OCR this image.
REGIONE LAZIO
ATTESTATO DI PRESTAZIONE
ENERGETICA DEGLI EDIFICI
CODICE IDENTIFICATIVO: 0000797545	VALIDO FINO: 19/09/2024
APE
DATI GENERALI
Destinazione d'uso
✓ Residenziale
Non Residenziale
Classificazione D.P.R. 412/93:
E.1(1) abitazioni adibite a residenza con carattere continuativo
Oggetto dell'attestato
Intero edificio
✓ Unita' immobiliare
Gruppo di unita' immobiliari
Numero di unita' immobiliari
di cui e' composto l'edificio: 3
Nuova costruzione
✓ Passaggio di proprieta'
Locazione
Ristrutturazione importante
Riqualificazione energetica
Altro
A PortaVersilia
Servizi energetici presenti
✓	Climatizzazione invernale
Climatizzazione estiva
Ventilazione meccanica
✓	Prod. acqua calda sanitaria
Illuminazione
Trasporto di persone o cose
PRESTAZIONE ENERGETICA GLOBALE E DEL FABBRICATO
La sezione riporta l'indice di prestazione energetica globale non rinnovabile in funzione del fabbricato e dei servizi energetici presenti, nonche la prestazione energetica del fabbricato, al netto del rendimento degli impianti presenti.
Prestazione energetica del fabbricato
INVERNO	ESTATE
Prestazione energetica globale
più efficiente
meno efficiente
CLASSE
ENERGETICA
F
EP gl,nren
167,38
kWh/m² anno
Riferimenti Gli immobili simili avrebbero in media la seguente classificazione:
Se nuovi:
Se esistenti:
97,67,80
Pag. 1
:::::
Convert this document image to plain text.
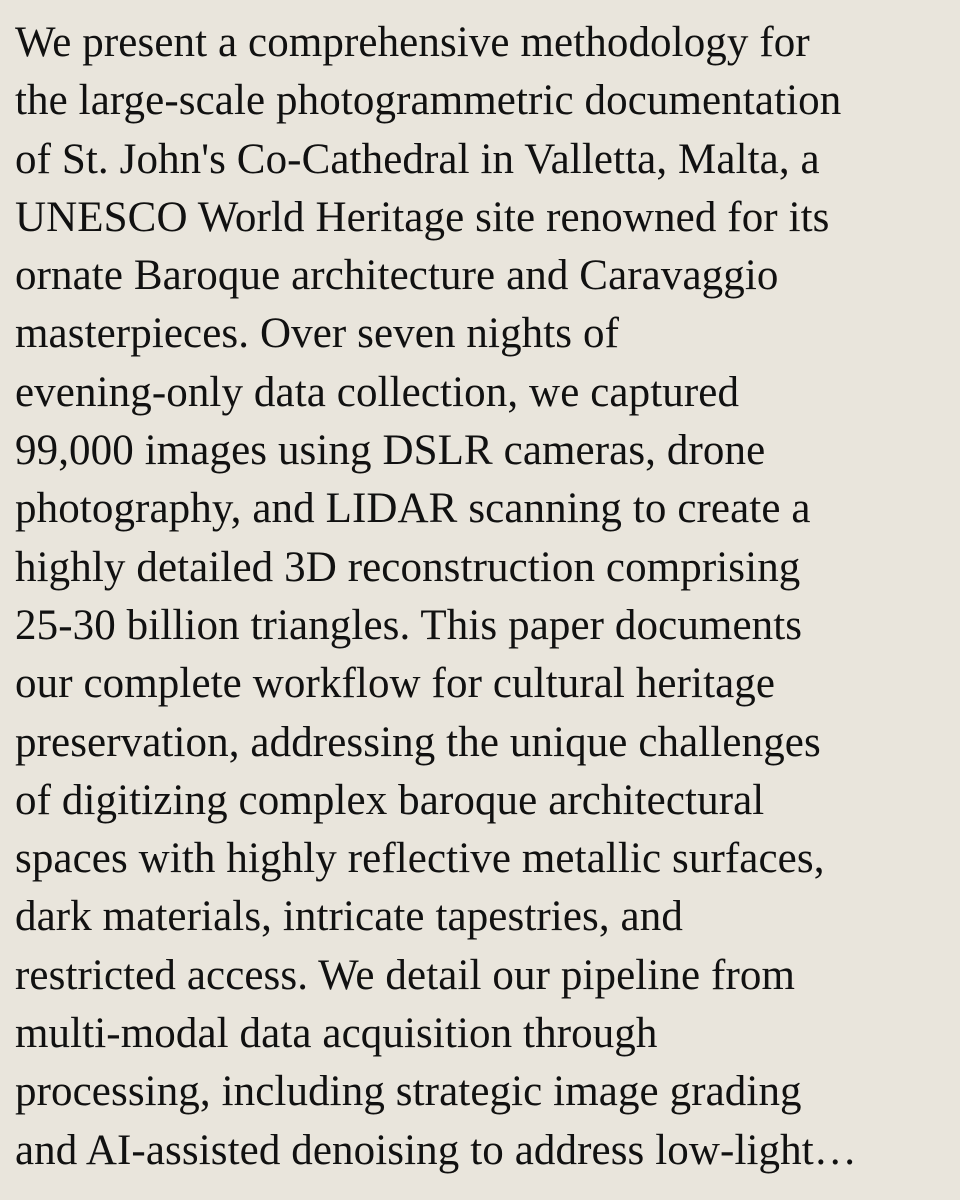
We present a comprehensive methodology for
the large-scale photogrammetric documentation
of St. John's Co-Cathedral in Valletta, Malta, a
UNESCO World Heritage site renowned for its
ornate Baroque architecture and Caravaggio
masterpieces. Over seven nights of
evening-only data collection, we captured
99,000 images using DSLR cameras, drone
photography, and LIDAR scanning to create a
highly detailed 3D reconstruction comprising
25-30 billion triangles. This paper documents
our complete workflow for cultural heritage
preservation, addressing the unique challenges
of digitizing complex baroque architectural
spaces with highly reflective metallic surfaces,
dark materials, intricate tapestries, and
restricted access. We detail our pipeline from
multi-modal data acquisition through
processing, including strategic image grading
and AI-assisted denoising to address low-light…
:::::
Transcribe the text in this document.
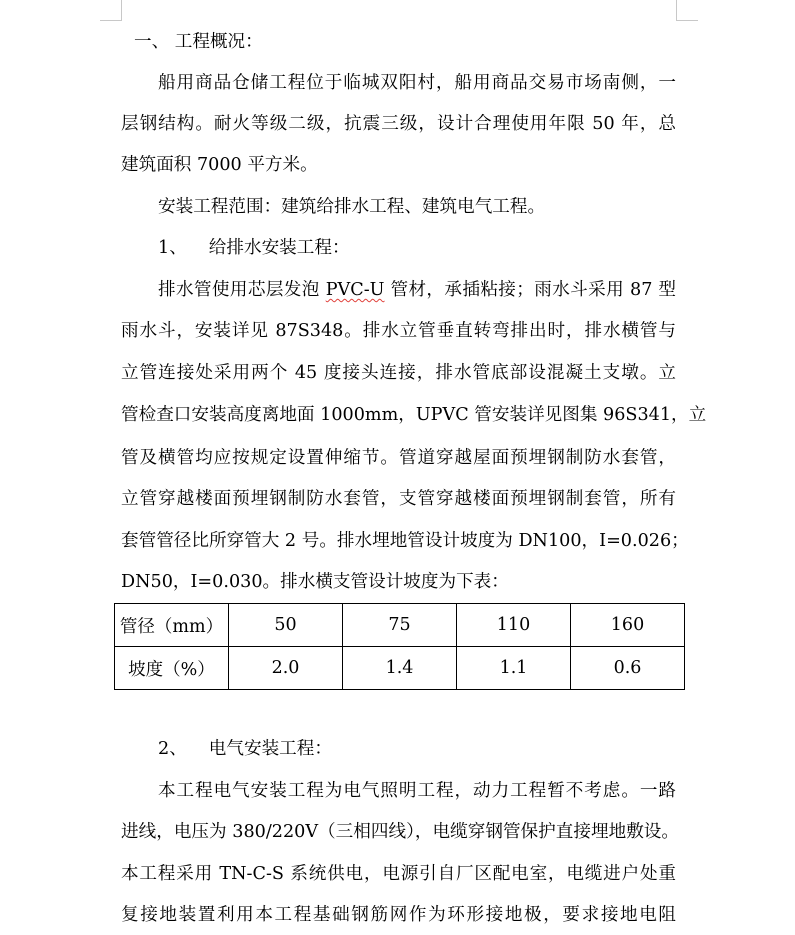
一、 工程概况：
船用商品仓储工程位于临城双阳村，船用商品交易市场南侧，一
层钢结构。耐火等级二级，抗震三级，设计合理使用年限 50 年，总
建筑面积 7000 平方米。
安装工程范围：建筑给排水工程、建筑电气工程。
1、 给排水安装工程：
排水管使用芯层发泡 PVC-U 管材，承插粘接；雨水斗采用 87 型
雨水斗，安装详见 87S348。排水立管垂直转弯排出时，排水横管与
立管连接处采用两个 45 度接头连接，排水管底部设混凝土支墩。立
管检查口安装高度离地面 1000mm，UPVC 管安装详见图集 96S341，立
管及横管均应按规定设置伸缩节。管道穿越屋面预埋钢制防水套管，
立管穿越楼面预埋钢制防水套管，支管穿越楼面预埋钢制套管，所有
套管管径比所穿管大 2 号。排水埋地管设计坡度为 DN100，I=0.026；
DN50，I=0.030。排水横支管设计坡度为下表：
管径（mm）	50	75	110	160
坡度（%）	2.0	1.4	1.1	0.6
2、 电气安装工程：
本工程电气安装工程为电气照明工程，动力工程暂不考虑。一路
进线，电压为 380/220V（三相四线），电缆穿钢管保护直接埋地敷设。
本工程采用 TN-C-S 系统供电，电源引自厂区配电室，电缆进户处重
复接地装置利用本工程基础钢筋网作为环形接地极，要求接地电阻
:::::
> **WHAT IS ASKED**:
Copy down every line of the material above that includes the string "text".

> **PROBLEM SOLUTION**:
Convert this document image to plain text.
Transcribe the text in this document.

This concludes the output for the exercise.